→ **PROBLEM DETAILS**
Skip the images. Copy the records exactly as written.

Dataset items
— start —

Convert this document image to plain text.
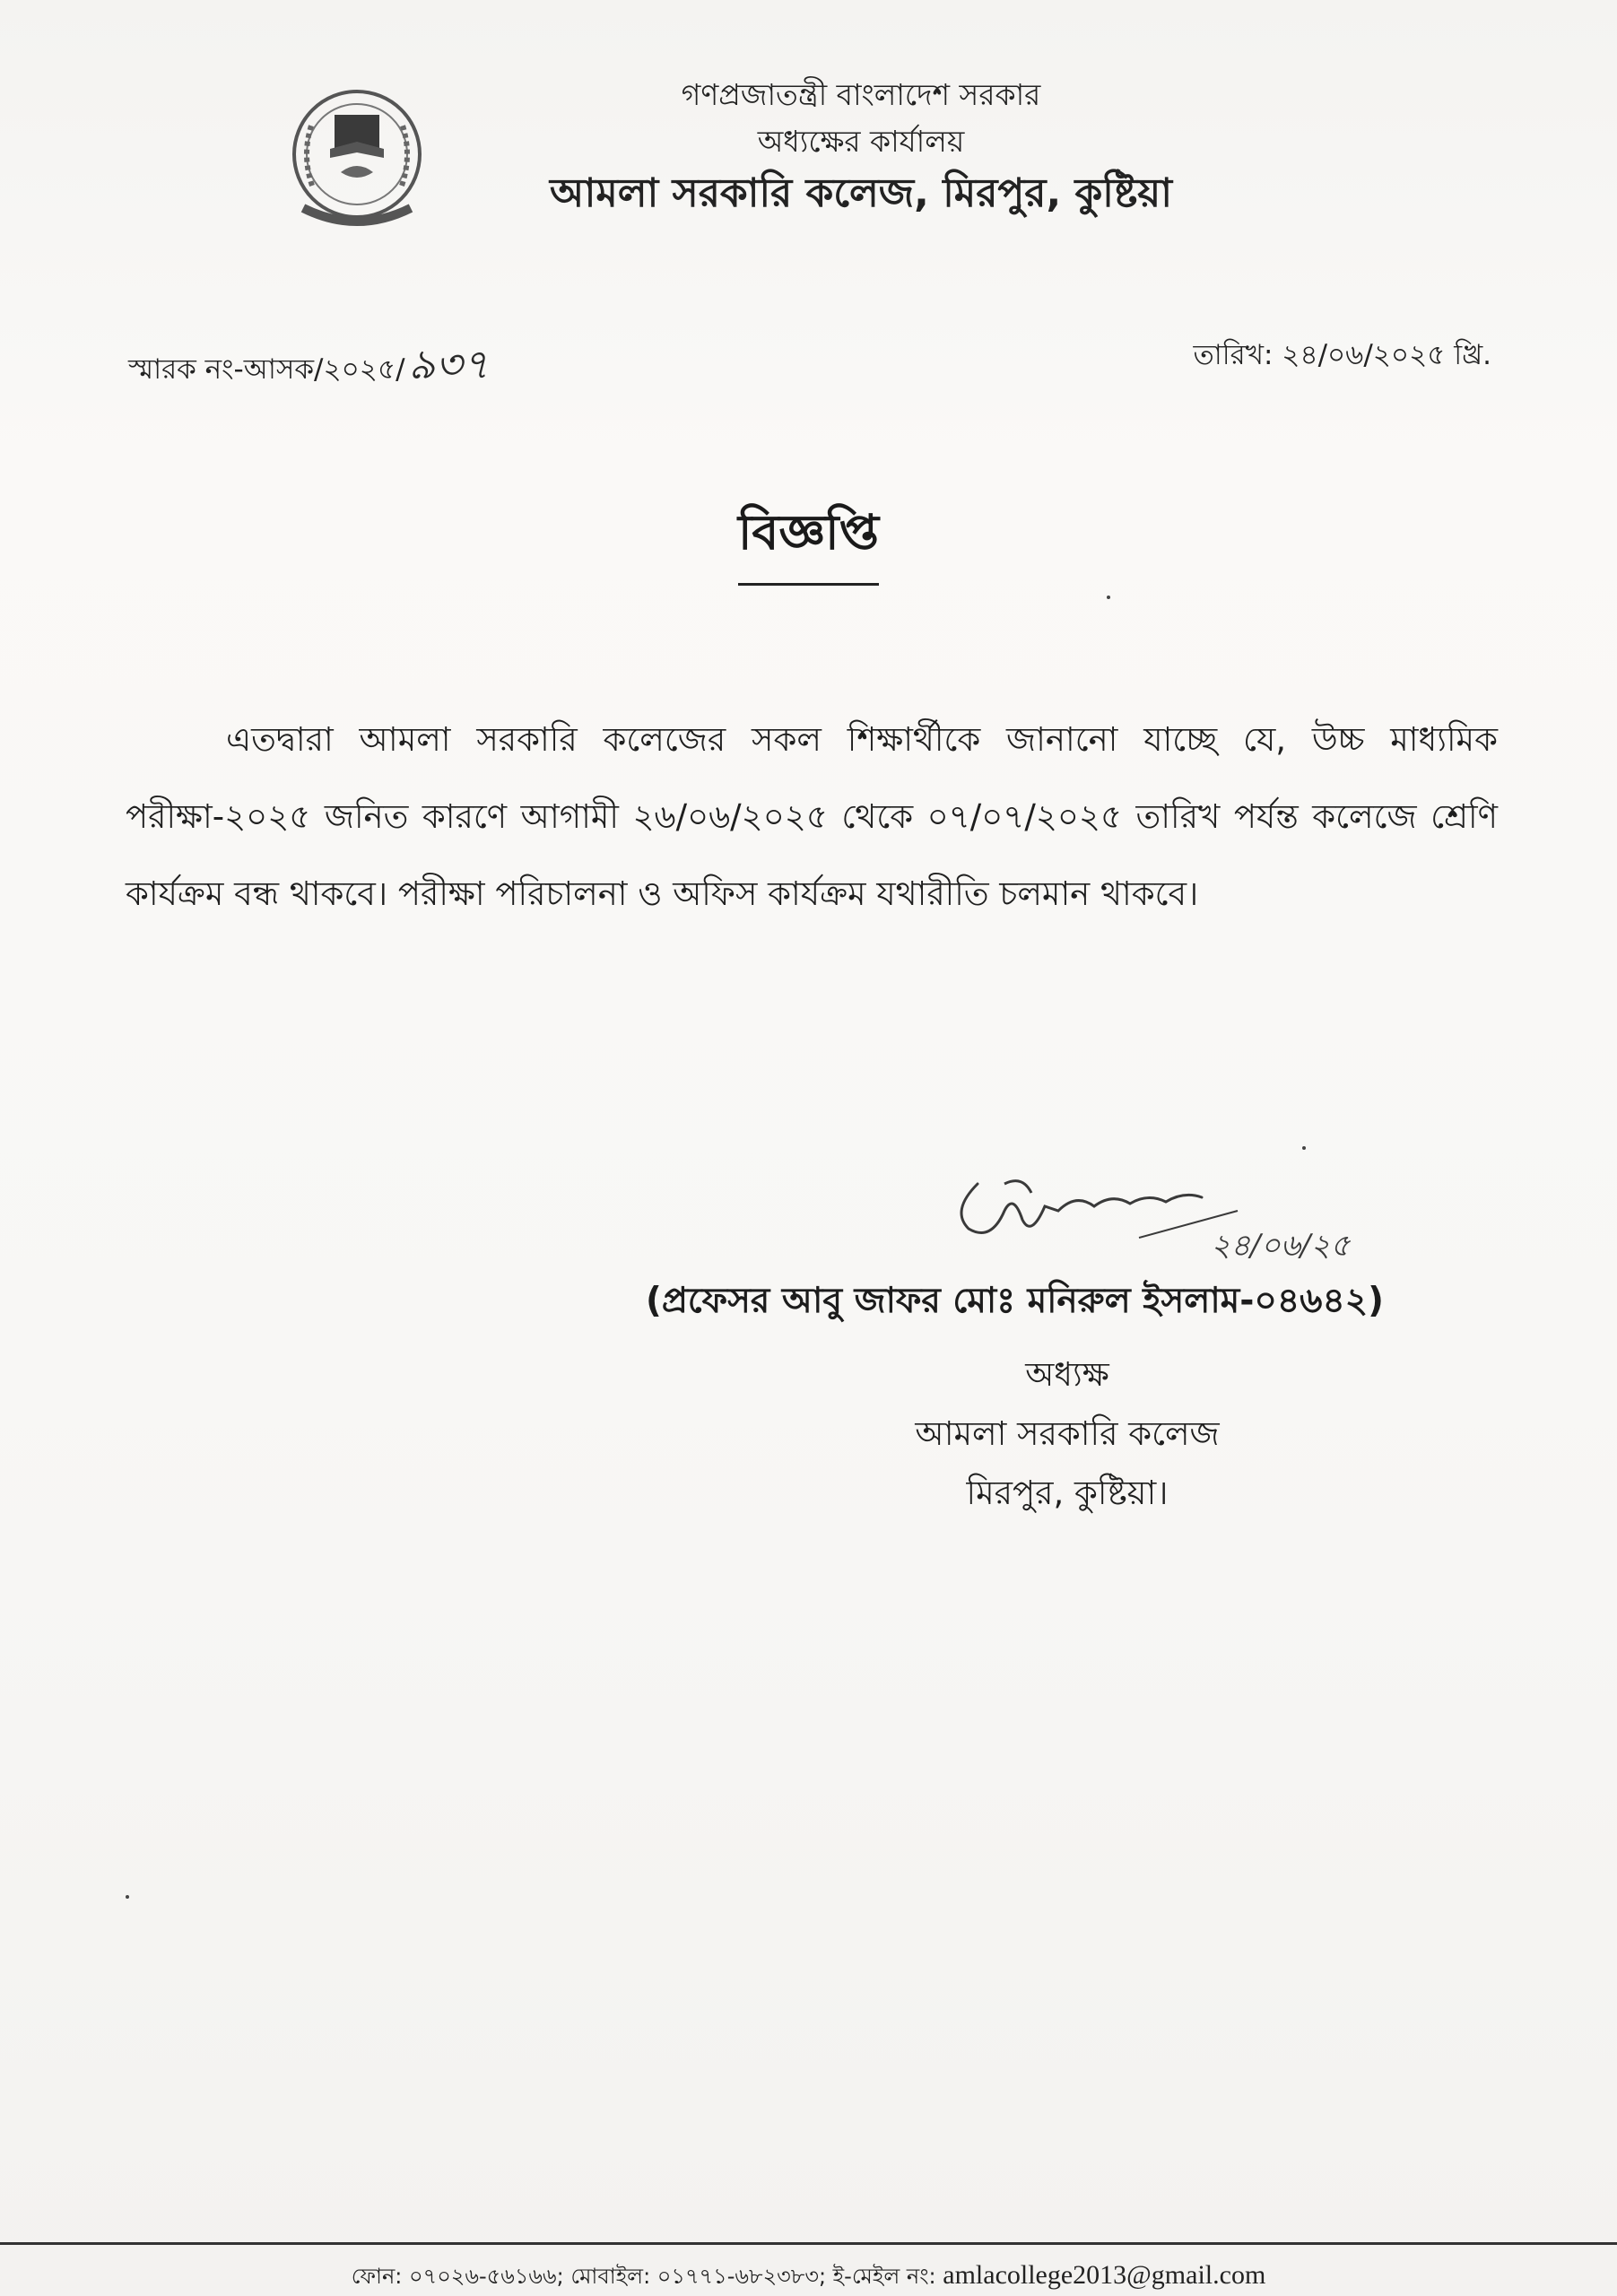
গণপ্রজাতন্ত্রী বাংলাদেশ সরকার
অধ্যক্ষের কার্যালয়
আমলা সরকারি কলেজ, মিরপুর, কুষ্টিয়া
স্মারক নং-আসক/২০২৫/৯৩৭	তারিখ: ২৪/০৬/২০২৫ খ্রি.
বিজ্ঞপ্তি

এতদ্বারা আমলা সরকারি কলেজের সকল শিক্ষার্থীকে জানানো যাচ্ছে যে, উচ্চ মাধ্যমিক পরীক্ষা-২০২৫ জনিত কারণে আগামী ২৬/০৬/২০২৫ থেকে ০৭/০৭/২০২৫ তারিখ পর্যন্ত কলেজে শ্রেণি কার্যক্রম বন্ধ থাকবে। পরীক্ষা পরিচালনা ও অফিস কার্যক্রম যথারীতি চলমান থাকবে।

২৪/০৬/২৫
(প্রফেসর আবু জাফর মোঃ মনিরুল ইসলাম-০৪৬৪২)
অধ্যক্ষ
আমলা সরকারি কলেজ
মিরপুর, কুষ্টিয়া।
ফোন: ০৭০২৬-৫৬১৬৬; মোবাইল: ০১৭৭১-৬৮২৩৮৩; ই-মেইল নং: amlacollege2013@gmail.com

— end —

→ **RESULT OF THIS TASK**
Convert this document image to plain text.
গণপ্রজাতন্ত্রী বাংলাদেশ সরকার
অধ্যক্ষের কার্যালয়
আমলা সরকারি কলেজ, মিরপুর, কুষ্টিয়া
স্মারক নং-আসক/২০২৫/৯৩৭	তারিখ: ২৪/০৬/২০২৫ খ্রি.
বিজ্ঞপ্তি

এতদ্বারা আমলা সরকারি কলেজের সকল শিক্ষার্থীকে জানানো যাচ্ছে যে, উচ্চ মাধ্যমিক পরীক্ষা-২০২৫ জনিত কারণে আগামী ২৬/০৬/২০২৫ থেকে ০৭/০৭/২০২৫ তারিখ পর্যন্ত কলেজে শ্রেণি কার্যক্রম বন্ধ থাকবে। পরীক্ষা পরিচালনা ও অফিস কার্যক্রম যথারীতি চলমান থাকবে।

২৪/০৬/২৫
(প্রফেসর আবু জাফর মোঃ মনিরুল ইসলাম-০৪৬৪২)
অধ্যক্ষ
আমলা সরকারি কলেজ
মিরপুর, কুষ্টিয়া।
ফোন: ০৭০২৬-৫৬১৬৬; মোবাইল: ০১৭৭১-৬৮২৩৮৩; ই-মেইল নং: amlacollege2013@gmail.com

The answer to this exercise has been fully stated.